CHALLENGE: Copy out every record precisely.

Lines of data:
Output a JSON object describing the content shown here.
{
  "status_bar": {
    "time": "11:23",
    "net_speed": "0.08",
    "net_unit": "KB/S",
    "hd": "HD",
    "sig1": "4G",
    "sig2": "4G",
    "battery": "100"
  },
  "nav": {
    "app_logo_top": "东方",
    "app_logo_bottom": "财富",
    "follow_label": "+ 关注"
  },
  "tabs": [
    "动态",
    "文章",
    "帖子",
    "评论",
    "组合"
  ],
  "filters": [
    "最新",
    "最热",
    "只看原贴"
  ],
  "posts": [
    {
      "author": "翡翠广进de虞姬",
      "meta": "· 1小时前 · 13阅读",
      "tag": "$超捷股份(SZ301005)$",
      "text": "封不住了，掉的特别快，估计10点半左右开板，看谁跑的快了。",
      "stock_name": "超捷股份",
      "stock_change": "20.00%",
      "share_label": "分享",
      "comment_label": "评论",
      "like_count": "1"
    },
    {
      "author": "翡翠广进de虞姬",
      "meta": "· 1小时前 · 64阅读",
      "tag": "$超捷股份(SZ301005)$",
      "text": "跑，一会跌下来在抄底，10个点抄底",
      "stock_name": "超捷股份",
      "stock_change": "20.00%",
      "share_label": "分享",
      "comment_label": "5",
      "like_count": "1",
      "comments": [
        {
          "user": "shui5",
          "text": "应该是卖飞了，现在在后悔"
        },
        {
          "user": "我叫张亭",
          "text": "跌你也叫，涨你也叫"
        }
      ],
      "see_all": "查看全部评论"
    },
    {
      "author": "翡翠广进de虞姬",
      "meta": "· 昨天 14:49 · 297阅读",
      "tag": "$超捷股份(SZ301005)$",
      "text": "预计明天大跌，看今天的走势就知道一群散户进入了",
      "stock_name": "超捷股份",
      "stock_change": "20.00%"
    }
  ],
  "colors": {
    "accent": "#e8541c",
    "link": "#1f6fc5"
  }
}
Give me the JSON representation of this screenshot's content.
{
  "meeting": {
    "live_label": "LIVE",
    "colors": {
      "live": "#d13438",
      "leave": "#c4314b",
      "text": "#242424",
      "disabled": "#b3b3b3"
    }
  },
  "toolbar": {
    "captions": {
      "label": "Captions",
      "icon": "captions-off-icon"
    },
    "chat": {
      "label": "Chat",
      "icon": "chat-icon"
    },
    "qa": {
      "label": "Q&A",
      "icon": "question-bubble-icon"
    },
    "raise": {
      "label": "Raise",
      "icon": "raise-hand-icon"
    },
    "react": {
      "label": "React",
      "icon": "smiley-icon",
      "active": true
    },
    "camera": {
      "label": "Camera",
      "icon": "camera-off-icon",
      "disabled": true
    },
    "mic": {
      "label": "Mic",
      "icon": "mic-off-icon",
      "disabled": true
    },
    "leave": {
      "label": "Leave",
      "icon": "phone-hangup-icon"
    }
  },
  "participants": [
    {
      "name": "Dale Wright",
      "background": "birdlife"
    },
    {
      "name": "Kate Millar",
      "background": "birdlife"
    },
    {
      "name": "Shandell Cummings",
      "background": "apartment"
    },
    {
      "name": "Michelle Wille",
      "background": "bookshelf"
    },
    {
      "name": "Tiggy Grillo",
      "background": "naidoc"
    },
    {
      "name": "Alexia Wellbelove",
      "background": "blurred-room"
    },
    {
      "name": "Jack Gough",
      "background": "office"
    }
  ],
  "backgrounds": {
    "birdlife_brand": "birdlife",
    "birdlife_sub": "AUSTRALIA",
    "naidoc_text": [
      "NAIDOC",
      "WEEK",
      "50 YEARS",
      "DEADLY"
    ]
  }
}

TASK ANSWER:
Output a JSON object describing the content shown here.
{
  "status_bar": {
    "time": "11:23",
    "net_speed": "0.08",
    "net_unit": "KB/S",
    "hd": "HD",
    "sig1": "4G",
    "sig2": "4G",
    "battery": "100"
  },
  "nav": {
    "app_logo_top": "东方",
    "app_logo_bottom": "财富",
    "follow_label": "+ 关注"
  },
  "tabs": [
    "动态",
    "文章",
    "帖子",
    "评论",
    "组合"
  ],
  "filters": [
    "最新",
    "最热",
    "只看原贴"
  ],
  "posts": [
    {
      "author": "翡翠广进de虞姬",
      "meta": "· 1小时前 · 13阅读",
      "tag": "$超捷股份(SZ301005)$",
      "text": "封不住了，掉的特别快，估计10点半左右开板，看谁跑的快了。",
      "stock_name": "超捷股份",
      "stock_change": "20.00%",
      "share_label": "分享",
      "comment_label": "评论",
      "like_count": "1"
    },
    {
      "author": "翡翠广进de虞姬",
      "meta": "· 1小时前 · 64阅读",
      "tag": "$超捷股份(SZ301005)$",
      "text": "跑，一会跌下来在抄底，10个点抄底",
      "stock_name": "超捷股份",
      "stock_change": "20.00%",
      "share_label": "分享",
      "comment_label": "5",
      "like_count": "1",
      "comments": [
        {
          "user": "shui5",
          "text": "应该是卖飞了，现在在后悔"
        },
        {
          "user": "我叫张亭",
          "text": "跌你也叫，涨你也叫"
        }
      ],
      "see_all": "查看全部评论"
    },
    {
      "author": "翡翠广进de虞姬",
      "meta": "· 昨天 14:49 · 297阅读",
      "tag": "$超捷股份(SZ301005)$",
      "text": "预计明天大跌，看今天的走势就知道一群散户进入了",
      "stock_name": "超捷股份",
      "stock_change": "20.00%"
    }
  ],
  "colors": {
    "accent": "#e8541c",
    "link": "#1f6fc5"
  }
}
Give me the JSON representation of this screenshot's content.
{
  "meeting": {
    "live_label": "LIVE",
    "colors": {
      "live": "#d13438",
      "leave": "#c4314b",
      "text": "#242424",
      "disabled": "#b3b3b3"
    }
  },
  "toolbar": {
    "captions": {
      "label": "Captions",
      "icon": "captions-off-icon"
    },
    "chat": {
      "label": "Chat",
      "icon": "chat-icon"
    },
    "qa": {
      "label": "Q&A",
      "icon": "question-bubble-icon"
    },
    "raise": {
      "label": "Raise",
      "icon": "raise-hand-icon"
    },
    "react": {
      "label": "React",
      "icon": "smiley-icon",
      "active": true
    },
    "camera": {
      "label": "Camera",
      "icon": "camera-off-icon",
      "disabled": true
    },
    "mic": {
      "label": "Mic",
      "icon": "mic-off-icon",
      "disabled": true
    },
    "leave": {
      "label": "Leave",
      "icon": "phone-hangup-icon"
    }
  },
  "participants": [
    {
      "name": "Dale Wright",
      "background": "birdlife"
    },
    {
      "name": "Kate Millar",
      "background": "birdlife"
    },
    {
      "name": "Shandell Cummings",
      "background": "apartment"
    },
    {
      "name": "Michelle Wille",
      "background": "bookshelf"
    },
    {
      "name": "Tiggy Grillo",
      "background": "naidoc"
    },
    {
      "name": "Alexia Wellbelove",
      "background": "blurred-room"
    },
    {
      "name": "Jack Gough",
      "background": "office"
    }
  ],
  "backgrounds": {
    "birdlife_brand": "birdlife",
    "birdlife_sub": "AUSTRALIA",
    "naidoc_text": [
      "NAIDOC",
      "WEEK",
      "50 YEARS",
      "DEADLY"
    ]
  }
}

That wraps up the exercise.